## Short task
Print every line of the records below without changing a single character.
# START OF Stored rows
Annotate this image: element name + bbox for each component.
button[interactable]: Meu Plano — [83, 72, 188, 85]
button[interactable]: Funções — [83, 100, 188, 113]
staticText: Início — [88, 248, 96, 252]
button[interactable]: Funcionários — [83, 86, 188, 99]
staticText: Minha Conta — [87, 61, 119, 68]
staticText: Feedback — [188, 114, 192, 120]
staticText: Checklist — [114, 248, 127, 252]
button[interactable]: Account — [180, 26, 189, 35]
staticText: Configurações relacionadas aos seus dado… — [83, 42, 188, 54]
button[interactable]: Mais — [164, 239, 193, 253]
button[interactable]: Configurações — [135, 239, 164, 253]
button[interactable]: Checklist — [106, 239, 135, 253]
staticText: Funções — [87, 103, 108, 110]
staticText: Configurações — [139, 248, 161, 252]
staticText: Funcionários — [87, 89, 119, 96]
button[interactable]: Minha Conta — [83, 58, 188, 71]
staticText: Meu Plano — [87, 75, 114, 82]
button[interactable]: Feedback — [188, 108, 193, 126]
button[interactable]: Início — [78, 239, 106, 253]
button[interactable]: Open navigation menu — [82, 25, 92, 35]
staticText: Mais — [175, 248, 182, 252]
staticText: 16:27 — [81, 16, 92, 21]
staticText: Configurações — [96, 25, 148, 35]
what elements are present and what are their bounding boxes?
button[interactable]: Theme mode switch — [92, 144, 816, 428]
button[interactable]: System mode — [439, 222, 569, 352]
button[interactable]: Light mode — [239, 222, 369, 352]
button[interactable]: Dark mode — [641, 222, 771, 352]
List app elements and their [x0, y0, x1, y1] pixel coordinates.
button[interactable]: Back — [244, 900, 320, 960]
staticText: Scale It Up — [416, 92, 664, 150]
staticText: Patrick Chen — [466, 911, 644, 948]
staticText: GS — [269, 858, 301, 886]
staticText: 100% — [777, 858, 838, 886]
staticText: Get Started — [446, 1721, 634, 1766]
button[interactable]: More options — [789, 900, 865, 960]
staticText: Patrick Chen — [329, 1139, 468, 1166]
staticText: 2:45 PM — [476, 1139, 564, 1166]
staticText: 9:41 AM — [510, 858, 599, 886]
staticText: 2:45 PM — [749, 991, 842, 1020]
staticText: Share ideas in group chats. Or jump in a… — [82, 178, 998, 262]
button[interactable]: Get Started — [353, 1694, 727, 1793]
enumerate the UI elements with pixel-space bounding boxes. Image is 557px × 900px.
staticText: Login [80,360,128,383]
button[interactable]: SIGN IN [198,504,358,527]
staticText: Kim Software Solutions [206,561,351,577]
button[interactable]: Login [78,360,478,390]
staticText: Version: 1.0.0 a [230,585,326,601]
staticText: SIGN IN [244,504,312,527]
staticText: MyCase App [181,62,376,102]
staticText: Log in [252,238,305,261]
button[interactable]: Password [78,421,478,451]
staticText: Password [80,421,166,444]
# END OF Stored rows
## The completed task
Annotate this image: element name + bbox for each component.
button[interactable]: Meu Plano — [83, 72, 188, 85]
button[interactable]: Funções — [83, 100, 188, 113]
staticText: Início — [88, 248, 96, 252]
button[interactable]: Funcionários — [83, 86, 188, 99]
staticText: Minha Conta — [87, 61, 119, 68]
staticText: Feedback — [188, 114, 192, 120]
staticText: Checklist — [114, 248, 127, 252]
button[interactable]: Account — [180, 26, 189, 35]
staticText: Configurações relacionadas aos seus dado… — [83, 42, 188, 54]
button[interactable]: Mais — [164, 239, 193, 253]
button[interactable]: Configurações — [135, 239, 164, 253]
button[interactable]: Checklist — [106, 239, 135, 253]
staticText: Funções — [87, 103, 108, 110]
staticText: Configurações — [139, 248, 161, 252]
staticText: Funcionários — [87, 89, 119, 96]
button[interactable]: Minha Conta — [83, 58, 188, 71]
staticText: Meu Plano — [87, 75, 114, 82]
button[interactable]: Feedback — [188, 108, 193, 126]
button[interactable]: Início — [78, 239, 106, 253]
button[interactable]: Open navigation menu — [82, 25, 92, 35]
staticText: Mais — [175, 248, 182, 252]
staticText: 16:27 — [81, 16, 92, 21]
staticText: Configurações — [96, 25, 148, 35]
what elements are present and what are their bounding boxes?
button[interactable]: Theme mode switch — [92, 144, 816, 428]
button[interactable]: System mode — [439, 222, 569, 352]
button[interactable]: Light mode — [239, 222, 369, 352]
button[interactable]: Dark mode — [641, 222, 771, 352]
List app elements and their [x0, y0, x1, y1] pixel coordinates.
button[interactable]: Back — [244, 900, 320, 960]
staticText: Scale It Up — [416, 92, 664, 150]
staticText: Patrick Chen — [466, 911, 644, 948]
staticText: GS — [269, 858, 301, 886]
staticText: 100% — [777, 858, 838, 886]
staticText: Get Started — [446, 1721, 634, 1766]
button[interactable]: More options — [789, 900, 865, 960]
staticText: Patrick Chen — [329, 1139, 468, 1166]
staticText: 2:45 PM — [476, 1139, 564, 1166]
staticText: 9:41 AM — [510, 858, 599, 886]
staticText: 2:45 PM — [749, 991, 842, 1020]
staticText: Share ideas in group chats. Or jump in a… — [82, 178, 998, 262]
button[interactable]: Get Started — [353, 1694, 727, 1793]
enumerate the UI elements with pixel-space bounding boxes. Image is 557px × 900px.
staticText: Login [80,360,128,383]
button[interactable]: SIGN IN [198,504,358,527]
staticText: Kim Software Solutions [206,561,351,577]
button[interactable]: Login [78,360,478,390]
staticText: Version: 1.0.0 a [230,585,326,601]
staticText: SIGN IN [244,504,312,527]
staticText: MyCase App [181,62,376,102]
staticText: Log in [252,238,305,261]
button[interactable]: Password [78,421,478,451]
staticText: Password [80,421,166,444]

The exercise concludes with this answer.